* _THE PROBLEM_: Check every line below for the word "Wireless" and copy each one that has it.

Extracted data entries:
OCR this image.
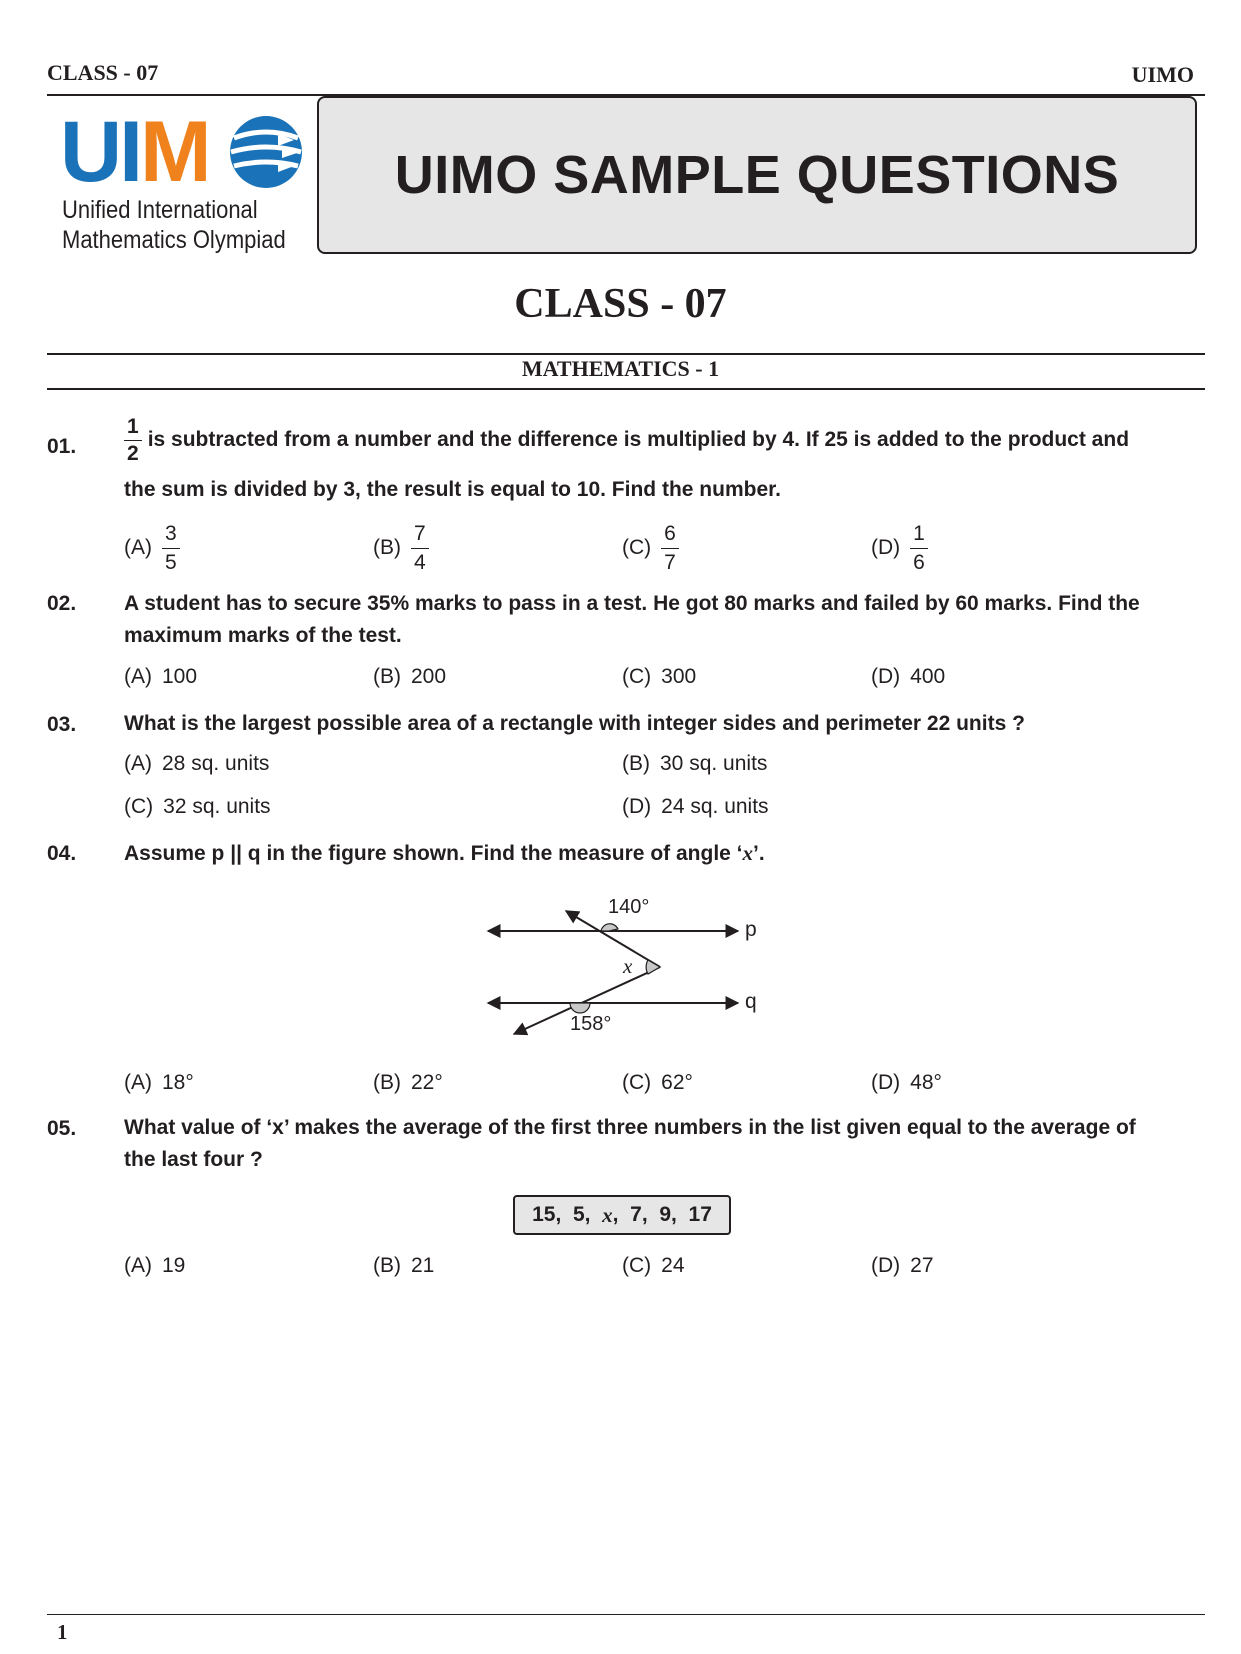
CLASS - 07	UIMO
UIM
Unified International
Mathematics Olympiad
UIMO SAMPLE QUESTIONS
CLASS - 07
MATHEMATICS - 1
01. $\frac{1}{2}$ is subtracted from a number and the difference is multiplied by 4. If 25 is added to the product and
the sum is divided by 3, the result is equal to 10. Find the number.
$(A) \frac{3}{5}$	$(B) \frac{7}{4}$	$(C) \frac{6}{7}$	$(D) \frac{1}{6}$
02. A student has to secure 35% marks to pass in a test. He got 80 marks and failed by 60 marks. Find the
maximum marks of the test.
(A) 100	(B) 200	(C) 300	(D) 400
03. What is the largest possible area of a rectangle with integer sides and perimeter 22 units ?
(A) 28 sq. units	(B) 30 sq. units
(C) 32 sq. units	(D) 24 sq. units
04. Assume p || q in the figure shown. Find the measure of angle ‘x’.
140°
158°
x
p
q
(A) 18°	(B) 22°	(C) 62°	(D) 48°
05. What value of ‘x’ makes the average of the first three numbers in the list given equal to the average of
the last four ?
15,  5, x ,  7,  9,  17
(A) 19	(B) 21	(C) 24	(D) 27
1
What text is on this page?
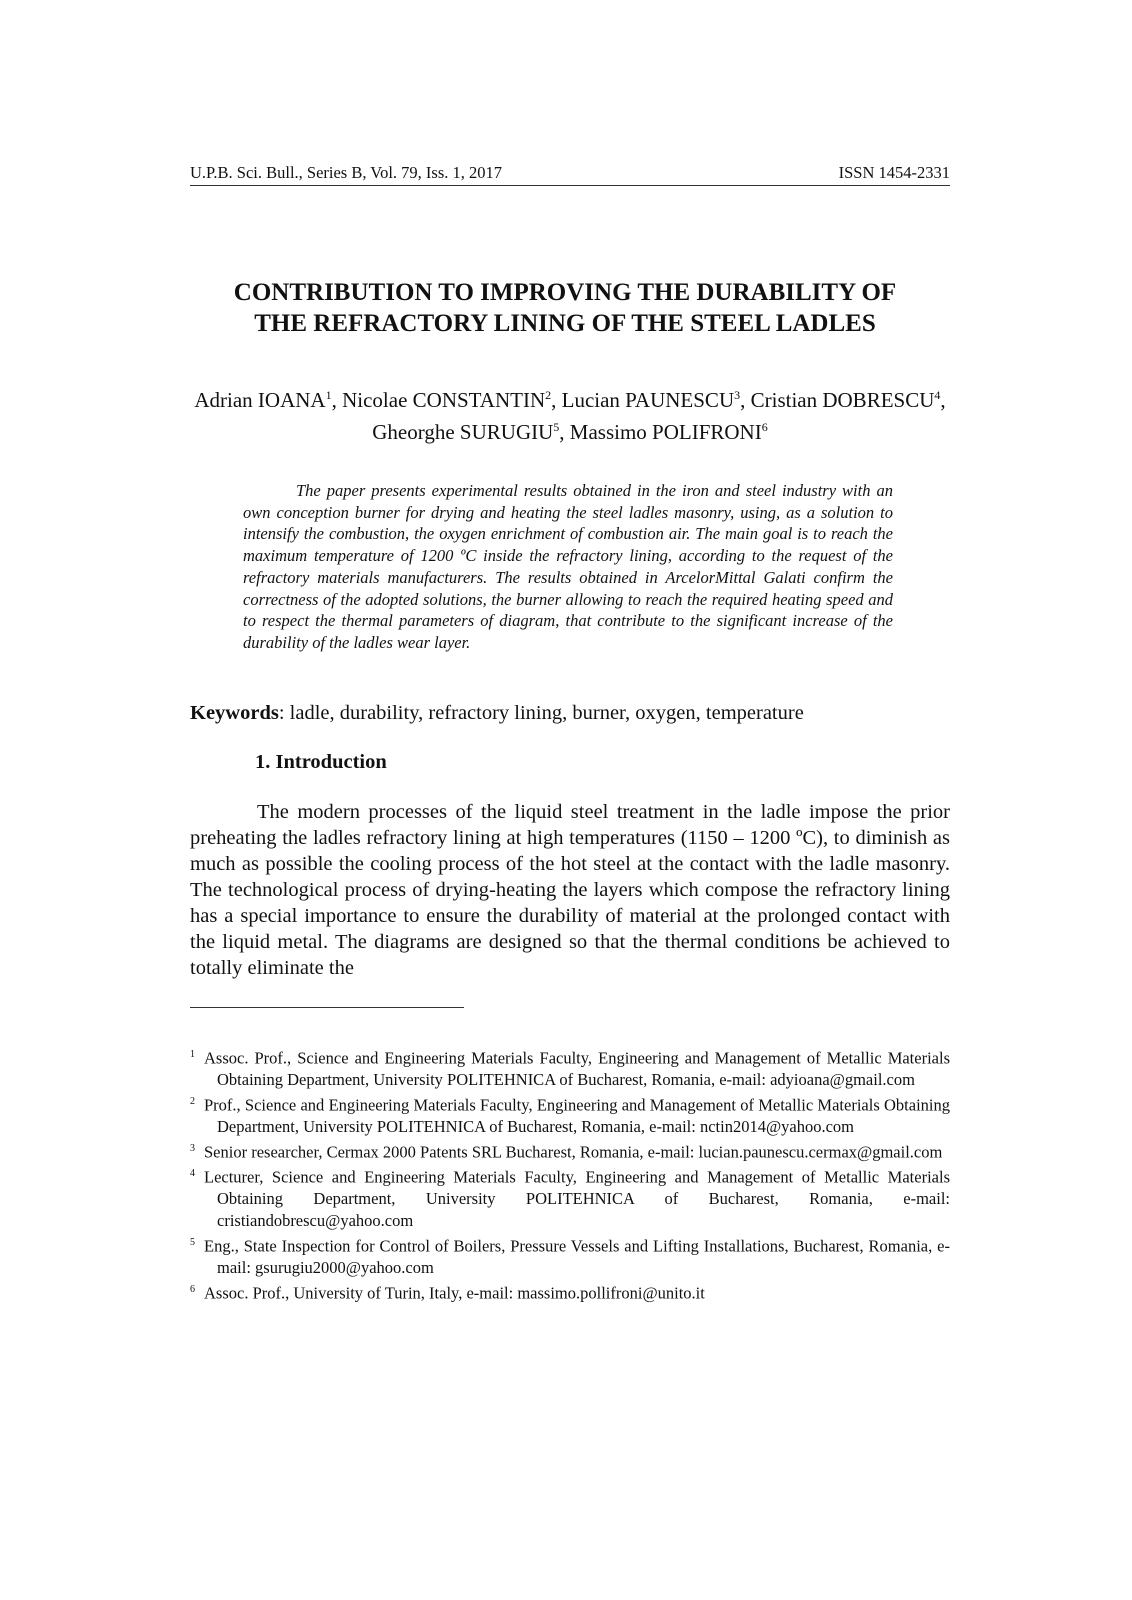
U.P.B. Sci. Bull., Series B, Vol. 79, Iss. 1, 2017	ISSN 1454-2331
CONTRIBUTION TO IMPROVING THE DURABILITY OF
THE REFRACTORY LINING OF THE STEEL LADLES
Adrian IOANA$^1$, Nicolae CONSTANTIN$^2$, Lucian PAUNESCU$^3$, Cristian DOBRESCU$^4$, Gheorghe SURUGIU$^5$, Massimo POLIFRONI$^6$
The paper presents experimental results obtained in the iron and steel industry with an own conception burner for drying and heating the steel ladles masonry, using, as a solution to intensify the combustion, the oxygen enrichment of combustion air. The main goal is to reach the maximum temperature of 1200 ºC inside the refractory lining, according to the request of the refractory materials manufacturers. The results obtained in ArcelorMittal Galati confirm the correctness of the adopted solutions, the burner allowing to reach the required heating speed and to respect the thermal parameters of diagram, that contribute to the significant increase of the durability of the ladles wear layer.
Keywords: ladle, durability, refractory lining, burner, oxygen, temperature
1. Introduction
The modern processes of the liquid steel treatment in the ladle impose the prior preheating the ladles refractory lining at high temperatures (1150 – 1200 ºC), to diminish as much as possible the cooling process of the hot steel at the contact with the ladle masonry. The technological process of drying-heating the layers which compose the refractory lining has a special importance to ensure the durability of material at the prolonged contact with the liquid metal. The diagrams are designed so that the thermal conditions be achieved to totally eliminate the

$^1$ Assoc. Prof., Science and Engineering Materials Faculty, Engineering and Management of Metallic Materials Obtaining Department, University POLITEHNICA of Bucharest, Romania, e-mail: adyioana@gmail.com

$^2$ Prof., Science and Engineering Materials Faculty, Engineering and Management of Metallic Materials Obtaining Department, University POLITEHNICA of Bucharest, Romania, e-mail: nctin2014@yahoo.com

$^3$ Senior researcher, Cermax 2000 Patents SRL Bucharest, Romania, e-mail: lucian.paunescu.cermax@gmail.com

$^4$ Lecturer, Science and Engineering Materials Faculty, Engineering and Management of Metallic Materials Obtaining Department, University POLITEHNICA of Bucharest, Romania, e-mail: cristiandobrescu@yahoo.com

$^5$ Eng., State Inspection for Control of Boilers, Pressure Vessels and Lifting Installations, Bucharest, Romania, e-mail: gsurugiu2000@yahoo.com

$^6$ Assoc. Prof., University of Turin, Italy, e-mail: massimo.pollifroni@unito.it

---

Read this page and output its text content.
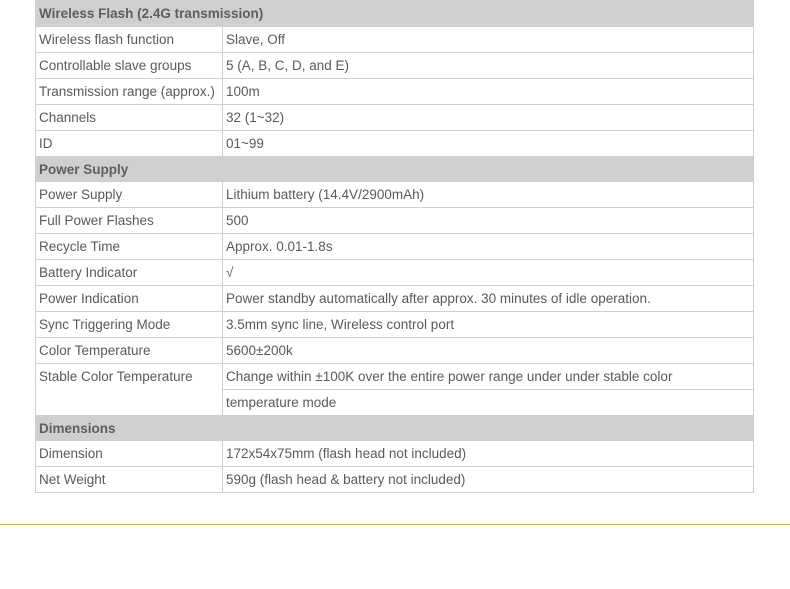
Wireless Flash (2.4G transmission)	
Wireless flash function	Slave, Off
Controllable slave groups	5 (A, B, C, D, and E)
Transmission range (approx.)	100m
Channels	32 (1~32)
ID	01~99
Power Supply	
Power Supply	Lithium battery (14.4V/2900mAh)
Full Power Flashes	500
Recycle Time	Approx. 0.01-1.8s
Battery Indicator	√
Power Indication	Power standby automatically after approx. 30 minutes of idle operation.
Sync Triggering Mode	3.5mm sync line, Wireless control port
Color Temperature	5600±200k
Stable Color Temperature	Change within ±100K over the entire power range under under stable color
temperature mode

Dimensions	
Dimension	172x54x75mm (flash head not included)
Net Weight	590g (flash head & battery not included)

* _RESPONSE_:
Wireless Flash (2.4G transmission)	
Wireless flash function	Slave, Off
Sync Triggering Mode	3.5mm sync line, Wireless control port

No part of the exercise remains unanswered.